PROBLEM TO WORK ON
Print the entries that appear below, exactly as written and without their pictures.
________
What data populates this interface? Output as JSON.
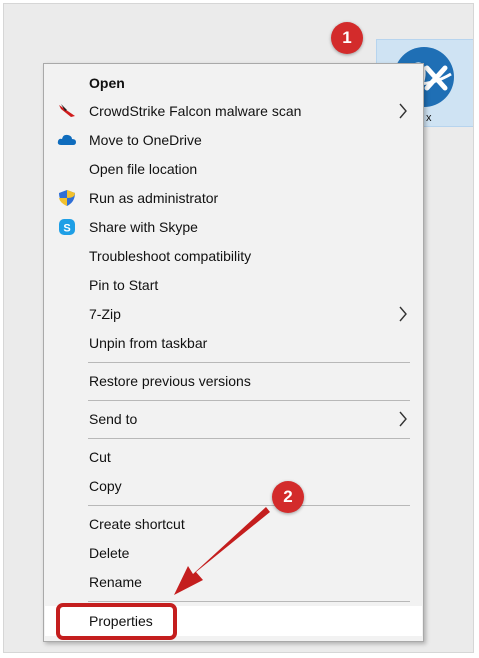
{
  "desktop_icon": {
    "label": "x"
  },
  "menu": {
    "items": [
      {
        "label": "Open",
        "icon": "",
        "submenu": false,
        "bold": true
      },
      {
        "label": "CrowdStrike Falcon malware scan",
        "icon": "falcon-icon",
        "submenu": true
      },
      {
        "label": "Move to OneDrive",
        "icon": "onedrive-cloud-icon",
        "submenu": false
      },
      {
        "label": "Open file location",
        "icon": "",
        "submenu": false
      },
      {
        "label": "Run as administrator",
        "icon": "uac-shield-icon",
        "submenu": false
      },
      {
        "label": "Share with Skype",
        "icon": "skype-icon",
        "submenu": false
      },
      {
        "label": "Troubleshoot compatibility",
        "icon": "",
        "submenu": false
      },
      {
        "label": "Pin to Start",
        "icon": "",
        "submenu": false
      },
      {
        "label": "7-Zip",
        "icon": "",
        "submenu": true
      },
      {
        "label": "Unpin from taskbar",
        "icon": "",
        "submenu": false
      },
      {
        "label": "Restore previous versions",
        "icon": "",
        "submenu": false
      },
      {
        "label": "Send to",
        "icon": "",
        "submenu": true
      },
      {
        "label": "Cut",
        "icon": "",
        "submenu": false
      },
      {
        "label": "Copy",
        "icon": "",
        "submenu": false
      },
      {
        "label": "Create shortcut",
        "icon": "",
        "submenu": false
      },
      {
        "label": "Delete",
        "icon": "",
        "submenu": false
      },
      {
        "label": "Rename",
        "icon": "",
        "submenu": false
      },
      {
        "label": "Properties",
        "icon": "",
        "submenu": false
      }
    ]
  },
  "annotations": {
    "step1": "1",
    "step2": "2"
  },
  "colors": {
    "annotation_red": "#d32b2b",
    "menu_background": "#f2f2f2",
    "hover_background": "#ffffff"
  }
}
________
WRITTEN ANSWER
What data populates this interface? Output as JSON.
{
  "desktop_icon": {
    "label": "x"
  },
  "menu": {
    "items": [
      {
        "label": "Open",
        "icon": "",
        "submenu": false,
        "bold": true
      },
      {
        "label": "CrowdStrike Falcon malware scan",
        "icon": "falcon-icon",
        "submenu": true
      },
      {
        "label": "Move to OneDrive",
        "icon": "onedrive-cloud-icon",
        "submenu": false
      },
      {
        "label": "Open file location",
        "icon": "",
        "submenu": false
      },
      {
        "label": "Run as administrator",
        "icon": "uac-shield-icon",
        "submenu": false
      },
      {
        "label": "Share with Skype",
        "icon": "skype-icon",
        "submenu": false
      },
      {
        "label": "Troubleshoot compatibility",
        "icon": "",
        "submenu": false
      },
      {
        "label": "Pin to Start",
        "icon": "",
        "submenu": false
      },
      {
        "label": "7-Zip",
        "icon": "",
        "submenu": true
      },
      {
        "label": "Unpin from taskbar",
        "icon": "",
        "submenu": false
      },
      {
        "label": "Restore previous versions",
        "icon": "",
        "submenu": false
      },
      {
        "label": "Send to",
        "icon": "",
        "submenu": true
      },
      {
        "label": "Cut",
        "icon": "",
        "submenu": false
      },
      {
        "label": "Copy",
        "icon": "",
        "submenu": false
      },
      {
        "label": "Create shortcut",
        "icon": "",
        "submenu": false
      },
      {
        "label": "Delete",
        "icon": "",
        "submenu": false
      },
      {
        "label": "Rename",
        "icon": "",
        "submenu": false
      },
      {
        "label": "Properties",
        "icon": "",
        "submenu": false
      }
    ]
  },
  "annotations": {
    "step1": "1",
    "step2": "2"
  },
  "colors": {
    "annotation_red": "#d32b2b",
    "menu_background": "#f2f2f2",
    "hover_background": "#ffffff"
  }
}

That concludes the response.